* _What this task involves_: Answer with nothing but the number of lines that include the word "Figure".

↓↓↓

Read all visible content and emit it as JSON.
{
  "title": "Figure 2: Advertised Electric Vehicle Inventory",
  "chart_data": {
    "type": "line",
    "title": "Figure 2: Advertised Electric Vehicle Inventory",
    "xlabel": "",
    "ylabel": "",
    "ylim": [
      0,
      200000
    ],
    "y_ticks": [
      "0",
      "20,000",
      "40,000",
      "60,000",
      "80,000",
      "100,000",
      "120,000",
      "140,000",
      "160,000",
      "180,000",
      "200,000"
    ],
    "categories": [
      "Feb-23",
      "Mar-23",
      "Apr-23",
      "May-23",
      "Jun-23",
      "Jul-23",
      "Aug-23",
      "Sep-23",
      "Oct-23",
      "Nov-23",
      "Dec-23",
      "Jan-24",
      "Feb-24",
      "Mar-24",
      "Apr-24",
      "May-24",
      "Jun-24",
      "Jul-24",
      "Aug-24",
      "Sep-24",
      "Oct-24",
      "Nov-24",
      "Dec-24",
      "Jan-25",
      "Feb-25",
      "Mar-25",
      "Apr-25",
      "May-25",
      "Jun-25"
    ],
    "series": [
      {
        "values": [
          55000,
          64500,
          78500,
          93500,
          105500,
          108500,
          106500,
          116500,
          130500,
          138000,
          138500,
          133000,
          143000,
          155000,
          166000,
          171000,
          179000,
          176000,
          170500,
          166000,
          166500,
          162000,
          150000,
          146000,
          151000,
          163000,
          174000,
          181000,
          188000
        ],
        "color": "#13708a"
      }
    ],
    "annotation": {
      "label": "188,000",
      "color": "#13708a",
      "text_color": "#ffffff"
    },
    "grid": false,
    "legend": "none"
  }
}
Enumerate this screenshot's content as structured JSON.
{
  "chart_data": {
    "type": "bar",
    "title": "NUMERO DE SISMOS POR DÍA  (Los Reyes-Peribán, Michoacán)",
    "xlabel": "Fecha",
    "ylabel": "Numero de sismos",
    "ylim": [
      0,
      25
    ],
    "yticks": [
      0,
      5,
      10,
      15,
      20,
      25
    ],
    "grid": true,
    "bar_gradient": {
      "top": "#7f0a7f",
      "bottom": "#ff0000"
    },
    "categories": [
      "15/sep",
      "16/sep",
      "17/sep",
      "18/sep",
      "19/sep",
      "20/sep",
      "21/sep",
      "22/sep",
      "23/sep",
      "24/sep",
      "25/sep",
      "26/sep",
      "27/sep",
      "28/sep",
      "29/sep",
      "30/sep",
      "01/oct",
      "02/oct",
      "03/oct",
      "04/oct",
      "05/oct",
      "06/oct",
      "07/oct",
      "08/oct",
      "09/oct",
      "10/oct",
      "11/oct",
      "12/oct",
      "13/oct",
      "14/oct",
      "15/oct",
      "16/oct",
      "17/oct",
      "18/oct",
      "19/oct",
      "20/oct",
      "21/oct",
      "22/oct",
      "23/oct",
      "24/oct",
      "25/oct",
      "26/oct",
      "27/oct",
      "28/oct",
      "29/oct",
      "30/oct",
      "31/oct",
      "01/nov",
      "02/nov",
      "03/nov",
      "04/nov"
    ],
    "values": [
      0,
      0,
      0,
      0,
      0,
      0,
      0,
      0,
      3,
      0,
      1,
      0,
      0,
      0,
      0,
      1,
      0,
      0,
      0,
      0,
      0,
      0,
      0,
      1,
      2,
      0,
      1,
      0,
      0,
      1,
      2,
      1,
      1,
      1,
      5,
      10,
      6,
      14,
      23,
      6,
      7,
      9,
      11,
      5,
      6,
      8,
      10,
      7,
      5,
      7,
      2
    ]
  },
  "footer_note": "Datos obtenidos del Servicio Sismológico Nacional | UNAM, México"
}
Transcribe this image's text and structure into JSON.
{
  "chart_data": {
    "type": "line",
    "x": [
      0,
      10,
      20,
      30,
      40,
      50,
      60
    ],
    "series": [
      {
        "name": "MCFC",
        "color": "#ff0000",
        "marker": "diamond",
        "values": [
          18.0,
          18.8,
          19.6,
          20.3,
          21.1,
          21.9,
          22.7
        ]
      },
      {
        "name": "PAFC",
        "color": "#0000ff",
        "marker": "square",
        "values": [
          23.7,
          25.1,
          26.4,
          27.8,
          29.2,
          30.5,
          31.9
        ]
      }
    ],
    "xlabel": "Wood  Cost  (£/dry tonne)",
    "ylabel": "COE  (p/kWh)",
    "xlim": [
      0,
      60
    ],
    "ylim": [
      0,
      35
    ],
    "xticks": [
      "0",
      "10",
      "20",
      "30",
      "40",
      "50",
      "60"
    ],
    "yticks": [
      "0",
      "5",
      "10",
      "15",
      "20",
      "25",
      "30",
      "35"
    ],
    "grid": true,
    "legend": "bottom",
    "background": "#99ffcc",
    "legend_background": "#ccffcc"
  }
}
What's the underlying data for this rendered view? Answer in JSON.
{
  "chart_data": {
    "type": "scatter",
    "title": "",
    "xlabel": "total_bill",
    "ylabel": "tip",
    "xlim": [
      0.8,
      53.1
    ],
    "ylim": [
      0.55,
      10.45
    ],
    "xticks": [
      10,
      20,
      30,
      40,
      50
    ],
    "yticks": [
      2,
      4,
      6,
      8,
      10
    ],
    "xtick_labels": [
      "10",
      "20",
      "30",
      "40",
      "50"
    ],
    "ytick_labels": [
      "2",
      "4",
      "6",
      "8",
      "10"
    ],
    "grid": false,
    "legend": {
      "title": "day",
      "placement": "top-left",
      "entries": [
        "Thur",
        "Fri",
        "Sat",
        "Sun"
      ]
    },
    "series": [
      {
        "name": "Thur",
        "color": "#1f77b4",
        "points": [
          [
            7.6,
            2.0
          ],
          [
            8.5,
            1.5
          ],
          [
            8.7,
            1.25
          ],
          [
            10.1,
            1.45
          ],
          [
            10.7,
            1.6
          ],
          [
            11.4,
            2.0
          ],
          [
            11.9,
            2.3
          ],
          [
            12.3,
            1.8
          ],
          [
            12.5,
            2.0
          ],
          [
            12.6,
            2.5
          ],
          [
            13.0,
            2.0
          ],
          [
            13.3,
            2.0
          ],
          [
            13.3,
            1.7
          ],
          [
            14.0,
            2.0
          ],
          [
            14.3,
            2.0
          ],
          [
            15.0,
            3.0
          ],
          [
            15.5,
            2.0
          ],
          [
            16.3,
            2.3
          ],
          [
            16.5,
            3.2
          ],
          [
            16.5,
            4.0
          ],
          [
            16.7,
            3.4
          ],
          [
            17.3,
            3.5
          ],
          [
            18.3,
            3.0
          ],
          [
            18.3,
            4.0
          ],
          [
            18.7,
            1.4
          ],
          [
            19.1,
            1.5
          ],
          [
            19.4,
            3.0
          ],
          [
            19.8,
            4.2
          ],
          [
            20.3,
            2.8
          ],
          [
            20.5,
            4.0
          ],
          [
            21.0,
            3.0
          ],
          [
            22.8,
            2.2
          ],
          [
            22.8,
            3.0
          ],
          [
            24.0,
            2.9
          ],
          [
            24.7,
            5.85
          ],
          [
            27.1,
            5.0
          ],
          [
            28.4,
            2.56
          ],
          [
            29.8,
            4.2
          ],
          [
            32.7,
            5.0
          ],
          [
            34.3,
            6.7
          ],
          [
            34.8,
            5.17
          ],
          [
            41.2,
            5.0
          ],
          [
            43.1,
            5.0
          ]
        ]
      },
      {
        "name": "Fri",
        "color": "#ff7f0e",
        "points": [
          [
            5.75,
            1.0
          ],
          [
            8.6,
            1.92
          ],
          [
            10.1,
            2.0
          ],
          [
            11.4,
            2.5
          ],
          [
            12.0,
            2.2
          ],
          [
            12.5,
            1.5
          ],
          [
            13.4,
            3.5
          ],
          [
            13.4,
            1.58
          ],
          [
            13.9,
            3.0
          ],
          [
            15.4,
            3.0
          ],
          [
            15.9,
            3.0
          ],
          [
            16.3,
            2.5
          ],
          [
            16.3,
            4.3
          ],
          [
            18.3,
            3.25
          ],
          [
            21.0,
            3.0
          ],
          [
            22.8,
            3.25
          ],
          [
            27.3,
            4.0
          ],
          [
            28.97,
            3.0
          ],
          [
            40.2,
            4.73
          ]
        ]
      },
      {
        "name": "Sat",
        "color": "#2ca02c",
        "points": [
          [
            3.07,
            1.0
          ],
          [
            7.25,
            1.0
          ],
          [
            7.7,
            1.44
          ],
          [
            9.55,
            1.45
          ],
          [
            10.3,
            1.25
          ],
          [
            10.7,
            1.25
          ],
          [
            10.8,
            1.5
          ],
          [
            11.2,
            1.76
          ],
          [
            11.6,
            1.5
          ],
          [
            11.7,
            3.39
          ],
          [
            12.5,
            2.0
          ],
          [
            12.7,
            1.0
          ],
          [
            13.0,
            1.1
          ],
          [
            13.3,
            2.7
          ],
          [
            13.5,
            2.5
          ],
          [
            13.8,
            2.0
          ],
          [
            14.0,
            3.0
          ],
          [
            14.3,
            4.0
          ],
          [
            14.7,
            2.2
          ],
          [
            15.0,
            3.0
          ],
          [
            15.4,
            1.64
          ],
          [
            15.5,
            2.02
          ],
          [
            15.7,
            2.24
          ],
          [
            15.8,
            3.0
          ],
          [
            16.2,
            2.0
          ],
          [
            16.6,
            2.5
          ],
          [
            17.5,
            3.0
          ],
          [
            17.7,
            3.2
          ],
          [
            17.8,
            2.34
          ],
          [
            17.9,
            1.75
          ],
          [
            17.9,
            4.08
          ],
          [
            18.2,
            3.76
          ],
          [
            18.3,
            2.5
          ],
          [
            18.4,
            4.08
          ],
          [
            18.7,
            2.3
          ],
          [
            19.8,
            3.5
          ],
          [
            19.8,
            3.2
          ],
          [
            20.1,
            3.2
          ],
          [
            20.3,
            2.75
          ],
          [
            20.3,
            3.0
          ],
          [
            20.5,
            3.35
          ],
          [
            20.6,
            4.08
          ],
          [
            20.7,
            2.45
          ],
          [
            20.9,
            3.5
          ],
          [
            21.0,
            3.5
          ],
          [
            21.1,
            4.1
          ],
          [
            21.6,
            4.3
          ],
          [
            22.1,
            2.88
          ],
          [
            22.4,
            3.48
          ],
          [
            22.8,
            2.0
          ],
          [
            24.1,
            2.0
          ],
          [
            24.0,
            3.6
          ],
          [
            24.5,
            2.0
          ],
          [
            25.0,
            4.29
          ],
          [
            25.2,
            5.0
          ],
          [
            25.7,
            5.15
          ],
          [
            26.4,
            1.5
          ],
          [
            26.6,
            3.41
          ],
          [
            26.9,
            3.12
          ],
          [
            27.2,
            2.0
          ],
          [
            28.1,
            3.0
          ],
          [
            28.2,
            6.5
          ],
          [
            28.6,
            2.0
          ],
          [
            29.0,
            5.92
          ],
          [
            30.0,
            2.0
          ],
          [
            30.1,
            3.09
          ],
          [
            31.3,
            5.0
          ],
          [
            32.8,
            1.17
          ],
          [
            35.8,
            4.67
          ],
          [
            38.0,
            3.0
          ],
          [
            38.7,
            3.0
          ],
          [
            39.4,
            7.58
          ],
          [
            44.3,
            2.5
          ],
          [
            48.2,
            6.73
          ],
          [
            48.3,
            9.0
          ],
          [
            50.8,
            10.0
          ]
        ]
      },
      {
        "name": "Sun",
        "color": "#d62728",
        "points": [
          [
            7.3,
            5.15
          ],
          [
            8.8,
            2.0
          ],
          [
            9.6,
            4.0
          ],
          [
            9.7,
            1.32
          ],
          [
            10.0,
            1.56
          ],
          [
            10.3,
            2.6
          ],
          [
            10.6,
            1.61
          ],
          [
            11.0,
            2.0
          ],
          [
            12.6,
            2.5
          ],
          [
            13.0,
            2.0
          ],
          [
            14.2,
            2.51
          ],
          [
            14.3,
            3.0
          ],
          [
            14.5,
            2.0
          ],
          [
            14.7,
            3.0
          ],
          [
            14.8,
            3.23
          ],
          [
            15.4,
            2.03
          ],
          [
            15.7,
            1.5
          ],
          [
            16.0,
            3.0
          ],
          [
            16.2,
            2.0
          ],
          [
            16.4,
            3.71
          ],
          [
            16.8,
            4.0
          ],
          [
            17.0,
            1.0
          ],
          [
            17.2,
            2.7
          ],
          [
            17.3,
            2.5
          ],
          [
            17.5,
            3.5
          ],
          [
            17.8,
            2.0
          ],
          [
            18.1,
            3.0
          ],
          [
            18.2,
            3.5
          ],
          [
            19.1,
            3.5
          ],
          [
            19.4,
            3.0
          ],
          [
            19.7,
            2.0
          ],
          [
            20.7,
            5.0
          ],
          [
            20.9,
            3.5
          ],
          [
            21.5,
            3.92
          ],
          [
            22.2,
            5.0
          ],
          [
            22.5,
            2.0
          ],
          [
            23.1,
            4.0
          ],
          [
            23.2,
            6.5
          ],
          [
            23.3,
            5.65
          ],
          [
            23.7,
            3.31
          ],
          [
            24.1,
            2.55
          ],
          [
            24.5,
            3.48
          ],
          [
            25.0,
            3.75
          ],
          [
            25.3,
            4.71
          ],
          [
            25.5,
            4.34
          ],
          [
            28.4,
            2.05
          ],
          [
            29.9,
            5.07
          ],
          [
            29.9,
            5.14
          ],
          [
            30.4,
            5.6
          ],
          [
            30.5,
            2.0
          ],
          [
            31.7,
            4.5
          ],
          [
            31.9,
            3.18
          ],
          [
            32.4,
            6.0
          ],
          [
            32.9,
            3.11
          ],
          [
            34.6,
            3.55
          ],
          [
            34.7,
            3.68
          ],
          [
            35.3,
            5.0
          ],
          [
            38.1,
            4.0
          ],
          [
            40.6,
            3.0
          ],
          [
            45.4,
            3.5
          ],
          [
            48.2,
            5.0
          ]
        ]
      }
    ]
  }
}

↑↑↑

* _Output below_: 2